**Exercise goal**:
Copy every line that contains the string "author" from the entries below.

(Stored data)

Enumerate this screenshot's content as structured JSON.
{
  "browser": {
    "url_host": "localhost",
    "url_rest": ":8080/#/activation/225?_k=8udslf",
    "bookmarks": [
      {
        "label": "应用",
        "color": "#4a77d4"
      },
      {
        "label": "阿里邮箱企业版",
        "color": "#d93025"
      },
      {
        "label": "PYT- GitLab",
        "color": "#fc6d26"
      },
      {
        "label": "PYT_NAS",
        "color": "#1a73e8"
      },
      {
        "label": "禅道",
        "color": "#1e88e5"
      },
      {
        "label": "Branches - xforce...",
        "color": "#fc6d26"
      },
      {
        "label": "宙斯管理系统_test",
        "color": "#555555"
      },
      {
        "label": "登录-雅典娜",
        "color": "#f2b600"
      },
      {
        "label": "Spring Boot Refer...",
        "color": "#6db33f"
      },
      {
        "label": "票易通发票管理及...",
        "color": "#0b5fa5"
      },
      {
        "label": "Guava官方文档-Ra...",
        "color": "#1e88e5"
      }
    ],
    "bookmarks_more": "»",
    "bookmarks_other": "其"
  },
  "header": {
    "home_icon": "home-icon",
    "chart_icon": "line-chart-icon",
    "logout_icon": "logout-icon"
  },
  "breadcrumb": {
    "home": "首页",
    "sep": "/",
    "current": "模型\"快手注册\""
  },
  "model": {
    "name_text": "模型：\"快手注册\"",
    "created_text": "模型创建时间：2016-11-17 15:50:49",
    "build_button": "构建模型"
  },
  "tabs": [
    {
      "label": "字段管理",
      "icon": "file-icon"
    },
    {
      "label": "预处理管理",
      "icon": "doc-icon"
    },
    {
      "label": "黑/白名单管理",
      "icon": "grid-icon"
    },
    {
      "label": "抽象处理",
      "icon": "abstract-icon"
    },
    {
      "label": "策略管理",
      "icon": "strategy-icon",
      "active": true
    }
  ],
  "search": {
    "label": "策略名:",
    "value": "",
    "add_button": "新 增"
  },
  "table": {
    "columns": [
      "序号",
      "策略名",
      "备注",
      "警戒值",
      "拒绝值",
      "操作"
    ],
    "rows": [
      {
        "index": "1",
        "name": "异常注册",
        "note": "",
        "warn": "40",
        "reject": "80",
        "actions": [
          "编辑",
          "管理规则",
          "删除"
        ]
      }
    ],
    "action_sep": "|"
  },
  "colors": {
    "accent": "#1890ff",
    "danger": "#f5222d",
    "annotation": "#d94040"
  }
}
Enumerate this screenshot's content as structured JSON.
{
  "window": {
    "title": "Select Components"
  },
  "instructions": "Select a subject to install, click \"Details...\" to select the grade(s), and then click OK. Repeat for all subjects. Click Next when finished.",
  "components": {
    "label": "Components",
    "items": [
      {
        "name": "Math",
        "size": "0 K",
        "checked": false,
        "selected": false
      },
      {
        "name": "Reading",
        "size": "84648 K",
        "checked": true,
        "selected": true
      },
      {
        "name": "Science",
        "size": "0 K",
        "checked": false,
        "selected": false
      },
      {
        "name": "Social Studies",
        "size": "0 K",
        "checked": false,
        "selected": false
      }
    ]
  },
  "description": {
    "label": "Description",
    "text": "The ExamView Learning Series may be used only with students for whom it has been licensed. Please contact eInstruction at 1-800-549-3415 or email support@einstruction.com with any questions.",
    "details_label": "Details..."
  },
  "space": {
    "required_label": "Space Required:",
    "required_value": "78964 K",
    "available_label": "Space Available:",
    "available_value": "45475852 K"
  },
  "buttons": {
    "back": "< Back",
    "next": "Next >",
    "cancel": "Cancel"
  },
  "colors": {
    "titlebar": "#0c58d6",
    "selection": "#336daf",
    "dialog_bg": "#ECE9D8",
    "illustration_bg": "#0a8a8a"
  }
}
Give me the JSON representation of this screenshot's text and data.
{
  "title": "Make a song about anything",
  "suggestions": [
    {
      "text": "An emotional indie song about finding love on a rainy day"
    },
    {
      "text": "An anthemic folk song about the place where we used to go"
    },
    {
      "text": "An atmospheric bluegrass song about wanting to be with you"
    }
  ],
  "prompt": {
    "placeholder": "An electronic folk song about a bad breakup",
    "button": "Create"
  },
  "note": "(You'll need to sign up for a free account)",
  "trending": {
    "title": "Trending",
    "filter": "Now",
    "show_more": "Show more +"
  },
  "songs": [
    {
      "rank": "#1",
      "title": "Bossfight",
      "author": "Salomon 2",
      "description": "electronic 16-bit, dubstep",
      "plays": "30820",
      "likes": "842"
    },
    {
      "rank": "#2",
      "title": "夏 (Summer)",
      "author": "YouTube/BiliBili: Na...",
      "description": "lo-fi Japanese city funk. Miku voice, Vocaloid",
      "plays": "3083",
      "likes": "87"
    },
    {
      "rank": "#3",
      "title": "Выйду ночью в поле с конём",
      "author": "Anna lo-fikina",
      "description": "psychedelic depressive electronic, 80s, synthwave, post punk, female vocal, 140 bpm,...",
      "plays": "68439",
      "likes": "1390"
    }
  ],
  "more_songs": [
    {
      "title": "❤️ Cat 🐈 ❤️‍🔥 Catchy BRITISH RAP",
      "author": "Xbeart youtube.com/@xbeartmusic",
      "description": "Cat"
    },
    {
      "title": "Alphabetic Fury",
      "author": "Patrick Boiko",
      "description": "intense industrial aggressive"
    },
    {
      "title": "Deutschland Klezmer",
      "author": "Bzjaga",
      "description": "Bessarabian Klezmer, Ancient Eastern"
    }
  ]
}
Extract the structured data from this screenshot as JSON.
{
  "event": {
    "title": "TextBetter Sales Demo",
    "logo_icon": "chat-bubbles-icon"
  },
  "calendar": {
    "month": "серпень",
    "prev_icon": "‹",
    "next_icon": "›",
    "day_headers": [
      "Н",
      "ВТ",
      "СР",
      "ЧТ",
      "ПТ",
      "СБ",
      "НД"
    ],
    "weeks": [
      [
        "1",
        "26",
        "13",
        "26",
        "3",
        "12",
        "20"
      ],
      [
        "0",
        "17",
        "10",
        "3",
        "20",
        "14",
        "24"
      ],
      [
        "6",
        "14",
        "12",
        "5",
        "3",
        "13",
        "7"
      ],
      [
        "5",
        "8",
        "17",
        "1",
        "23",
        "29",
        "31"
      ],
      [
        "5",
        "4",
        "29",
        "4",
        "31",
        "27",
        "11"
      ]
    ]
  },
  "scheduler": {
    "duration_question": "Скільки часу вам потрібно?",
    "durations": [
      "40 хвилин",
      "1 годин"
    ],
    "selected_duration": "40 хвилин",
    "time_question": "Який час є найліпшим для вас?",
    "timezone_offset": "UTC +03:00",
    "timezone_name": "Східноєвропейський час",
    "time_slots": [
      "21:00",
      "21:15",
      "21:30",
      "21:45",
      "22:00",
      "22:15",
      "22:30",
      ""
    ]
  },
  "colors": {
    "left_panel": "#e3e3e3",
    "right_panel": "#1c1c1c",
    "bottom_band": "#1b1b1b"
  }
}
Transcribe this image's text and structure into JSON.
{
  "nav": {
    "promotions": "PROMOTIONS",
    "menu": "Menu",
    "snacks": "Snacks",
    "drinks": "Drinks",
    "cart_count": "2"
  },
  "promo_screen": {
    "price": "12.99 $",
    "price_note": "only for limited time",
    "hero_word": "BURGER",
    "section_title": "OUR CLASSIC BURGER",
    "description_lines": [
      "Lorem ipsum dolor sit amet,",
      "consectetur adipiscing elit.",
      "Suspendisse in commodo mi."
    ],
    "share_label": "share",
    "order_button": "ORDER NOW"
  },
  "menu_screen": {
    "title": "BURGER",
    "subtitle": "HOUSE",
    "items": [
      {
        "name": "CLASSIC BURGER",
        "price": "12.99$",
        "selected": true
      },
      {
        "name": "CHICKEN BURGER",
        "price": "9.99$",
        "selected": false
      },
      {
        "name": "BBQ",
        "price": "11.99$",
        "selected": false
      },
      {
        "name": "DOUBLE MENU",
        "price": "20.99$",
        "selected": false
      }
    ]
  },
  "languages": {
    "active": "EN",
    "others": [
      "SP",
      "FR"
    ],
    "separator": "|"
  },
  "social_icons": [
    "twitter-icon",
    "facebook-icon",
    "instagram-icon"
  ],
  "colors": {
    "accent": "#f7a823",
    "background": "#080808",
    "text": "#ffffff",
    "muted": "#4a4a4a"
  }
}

**Expected output**:
      "author": "Salomon 2",
      "author": "YouTube/BiliBili: Na...",
      "author": "Anna lo-fikina",
      "author": "Xbeart youtube.com/@xbeartmusic",
      "author": "Patrick Boiko",
      "author": "Bzjaga",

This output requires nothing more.